In this exercise, return the whole listing exactly, excluding any images.
──────
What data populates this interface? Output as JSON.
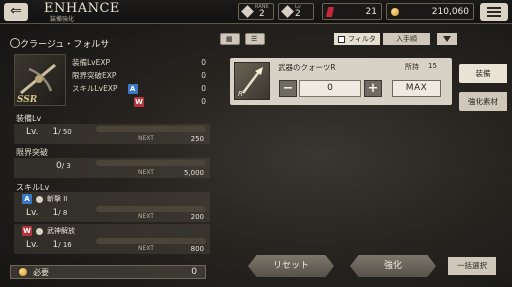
{
  "header": {
    "title": "ENHANCE",
    "subtitle": "装備強化",
    "rank_label": "RANK",
    "rank_value": "2",
    "level_label": "Lv",
    "level_value": "2",
    "crystal_count": "21",
    "gold_count": "210,060",
    "icons": [
      "back-arrow-icon",
      "diamond-icon",
      "red-crystal-icon",
      "gold-orb-icon",
      "menu-icon"
    ]
  },
  "character": {
    "name": "クラージュ・フォルサ",
    "rarity": "SSR"
  },
  "exp": {
    "rows": [
      {
        "label": "装備LvEXP",
        "value": "0"
      },
      {
        "label": "限界突破EXP",
        "value": "0"
      },
      {
        "label": "スキルLvEXP",
        "badge": "A",
        "value": "0"
      },
      {
        "label": "",
        "badge": "W",
        "value": "0"
      }
    ]
  },
  "equip_lv": {
    "section": "装備Lv",
    "lv_label": "Lv.",
    "current": "1",
    "max": "/ 50",
    "next_label": "NEXT",
    "next_value": "250"
  },
  "limit_break": {
    "section": "限界突破",
    "current": "0",
    "max": "/ 3",
    "next_label": "NEXT",
    "next_value": "5,000"
  },
  "skill_lv": {
    "section": "スキルLv",
    "skills": [
      {
        "badge": "A",
        "name": "斬撃 II",
        "lv_label": "Lv.",
        "current": "1",
        "max": "/ 8",
        "next_label": "NEXT",
        "next_value": "200"
      },
      {
        "badge": "W",
        "name": "武神解放",
        "lv_label": "Lv.",
        "current": "1",
        "max": "/ 16",
        "next_label": "NEXT",
        "next_value": "800"
      }
    ]
  },
  "need": {
    "label": "必要",
    "value": "0"
  },
  "toolbar": {
    "filter_label": "フィルタ",
    "sort_label": "入手順"
  },
  "material": {
    "name": "武器のクォーツR",
    "owned_label": "所持",
    "owned_value": "15",
    "rarity": "R",
    "quantity": "0",
    "minus": "−",
    "plus": "+",
    "max_label": "MAX"
  },
  "side_tabs": [
    {
      "label": "装備",
      "active": true
    },
    {
      "label": "強化素材",
      "active": false
    }
  ],
  "actions": {
    "reset": "リセット",
    "enhance": "強化",
    "bulk_select": "一括選択"
  },
  "colors": {
    "badge_a": "#3b78c8",
    "badge_w": "#b6343b",
    "crystal": "#c4283a",
    "gold": "#c7922a"
  }
}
──────
*Written response*:
What data populates this interface? Output as JSON.
{
  "header": {
    "title": "ENHANCE",
    "subtitle": "装備強化",
    "rank_label": "RANK",
    "rank_value": "2",
    "level_label": "Lv",
    "level_value": "2",
    "crystal_count": "21",
    "gold_count": "210,060",
    "icons": [
      "back-arrow-icon",
      "diamond-icon",
      "red-crystal-icon",
      "gold-orb-icon",
      "menu-icon"
    ]
  },
  "character": {
    "name": "クラージュ・フォルサ",
    "rarity": "SSR"
  },
  "exp": {
    "rows": [
      {
        "label": "装備LvEXP",
        "value": "0"
      },
      {
        "label": "限界突破EXP",
        "value": "0"
      },
      {
        "label": "スキルLvEXP",
        "badge": "A",
        "value": "0"
      },
      {
        "label": "",
        "badge": "W",
        "value": "0"
      }
    ]
  },
  "equip_lv": {
    "section": "装備Lv",
    "lv_label": "Lv.",
    "current": "1",
    "max": "/ 50",
    "next_label": "NEXT",
    "next_value": "250"
  },
  "limit_break": {
    "section": "限界突破",
    "current": "0",
    "max": "/ 3",
    "next_label": "NEXT",
    "next_value": "5,000"
  },
  "skill_lv": {
    "section": "スキルLv",
    "skills": [
      {
        "badge": "A",
        "name": "斬撃 II",
        "lv_label": "Lv.",
        "current": "1",
        "max": "/ 8",
        "next_label": "NEXT",
        "next_value": "200"
      },
      {
        "badge": "W",
        "name": "武神解放",
        "lv_label": "Lv.",
        "current": "1",
        "max": "/ 16",
        "next_label": "NEXT",
        "next_value": "800"
      }
    ]
  },
  "need": {
    "label": "必要",
    "value": "0"
  },
  "toolbar": {
    "filter_label": "フィルタ",
    "sort_label": "入手順"
  },
  "material": {
    "name": "武器のクォーツR",
    "owned_label": "所持",
    "owned_value": "15",
    "rarity": "R",
    "quantity": "0",
    "minus": "−",
    "plus": "+",
    "max_label": "MAX"
  },
  "side_tabs": [
    {
      "label": "装備",
      "active": true
    },
    {
      "label": "強化素材",
      "active": false
    }
  ],
  "actions": {
    "reset": "リセット",
    "enhance": "強化",
    "bulk_select": "一括選択"
  },
  "colors": {
    "badge_a": "#3b78c8",
    "badge_w": "#b6343b",
    "crystal": "#c4283a",
    "gold": "#c7922a"
  }
}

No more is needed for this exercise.